» GIVEN DATA
++++++++++++++++++++

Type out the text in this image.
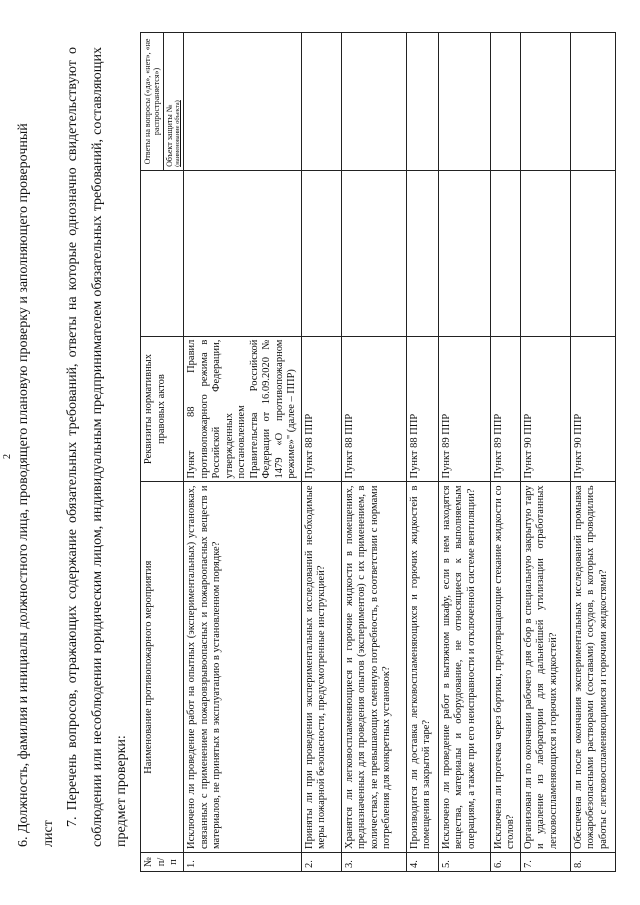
2 6. Должность, фамилия и инициалы должностного лица, проводящего плановую проверку и заполняющего проверочный лист

7. Перечень вопросов, отражающих содержание обязательных требований, ответы на которые однозначно свидетельствуют о соблюдении или несоблюдении юридическим лицом, индивидуальным предпринимателем обязательных требований, составляющих предмет проверки:

№ п/п	Наименование противопожарного мероприятия	Реквизиты нормативных правовых актов		Ответы на вопросы («да», «нет», «не распространяется»)
Объект защиты № (наименование объекта)

1.	Исключено ли проведение работ на опытных (экспериментальных) установках, связанных с применением пожаровзрывоопасных и пожароопасных веществ и материалов, не принятых в эксплуатацию в установленном порядке?	Пункт 88 Правил противопожарного режима в Российской Федерации, утвержденных постановлением Правительства Российской Федерации от 16.09.2020 № 1479 «О противопожарном режиме»" (далее – ППР)		
2.	Приняты ли при проведении экспериментальных исследований необходимые меры пожарной безопасности, предусмотренные инструкцией?	Пункт 88 ППР		
3.	Хранятся ли легковоспламеняющиеся и горючие жидкости в помещениях, предназначенных для проведения опытов (экспериментов) с их применением, в количествах, не превышающих сменную потребность, в соответствии с нормами потребления для конкретных установок?	Пункт 88 ППР		
4.	Производится ли доставка легковоспламеняющихся и горючих жидкостей в помещения в закрытой таре?	Пункт 88 ППР		
5.	Исключено ли проведение работ в вытяжном шкафу, если в нем находятся вещества, материалы и оборудование, не относящиеся к выполняемым операциям, а также при его неисправности и отключенной системе вентиляции?	Пункт 89 ППР		
6.	Исключена ли протечка через бортики, предотвращающие стекание жидкости со столов?	Пункт 89 ППР		
7.	Организован ли по окончании рабочего дня сбор в специальную закрытую тару и удаление из лаборатории для дальнейшей утилизации отработанных легковоспламеняющихся и горючих жидкостей?	Пункт 90 ППР		
8.	Обеспечена ли после окончания экспериментальных исследований промывка пожаробезопасными растворами (составами) сосудов, в которых проводились работы с легковоспламеняющимися и горючими жидкостями?	Пункт 90 ППР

++++++++++++++++++++

» GOAL OF THE EXERCISE
Return each line from the material above exactly, but not the pictures.

» OUTPUT FOR THIS EXERCISE
Type out the text in this image.
2 6. Должность, фамилия и инициалы должностного лица, проводящего плановую проверку и заполняющего проверочный лист

7. Перечень вопросов, отражающих содержание обязательных требований, ответы на которые однозначно свидетельствуют о соблюдении или несоблюдении юридическим лицом, индивидуальным предпринимателем обязательных требований, составляющих предмет проверки:

№ п/п	Наименование противопожарного мероприятия	Реквизиты нормативных правовых актов		Ответы на вопросы («да», «нет», «не распространяется»)
Объект защиты № (наименование объекта)

1.	Исключено ли проведение работ на опытных (экспериментальных) установках, связанных с применением пожаровзрывоопасных и пожароопасных веществ и материалов, не принятых в эксплуатацию в установленном порядке?	Пункт 88 Правил противопожарного режима в Российской Федерации, утвержденных постановлением Правительства Российской Федерации от 16.09.2020 № 1479 «О противопожарном режиме»" (далее – ППР)		
2.	Приняты ли при проведении экспериментальных исследований необходимые меры пожарной безопасности, предусмотренные инструкцией?	Пункт 88 ППР		
3.	Хранятся ли легковоспламеняющиеся и горючие жидкости в помещениях, предназначенных для проведения опытов (экспериментов) с их применением, в количествах, не превышающих сменную потребность, в соответствии с нормами потребления для конкретных установок?	Пункт 88 ППР		
4.	Производится ли доставка легковоспламеняющихся и горючих жидкостей в помещения в закрытой таре?	Пункт 88 ППР		
5.	Исключено ли проведение работ в вытяжном шкафу, если в нем находятся вещества, материалы и оборудование, не относящиеся к выполняемым операциям, а также при его неисправности и отключенной системе вентиляции?	Пункт 89 ППР		
6.	Исключена ли протечка через бортики, предотвращающие стекание жидкости со столов?	Пункт 89 ППР		
7.	Организован ли по окончании рабочего дня сбор в специальную закрытую тару и удаление из лаборатории для дальнейшей утилизации отработанных легковоспламеняющихся и горючих жидкостей?	Пункт 90 ППР		
8.	Обеспечена ли после окончания экспериментальных исследований промывка пожаробезопасными растворами (составами) сосудов, в которых проводились работы с легковоспламеняющимися и горючими жидкостями?	Пункт 90 ППР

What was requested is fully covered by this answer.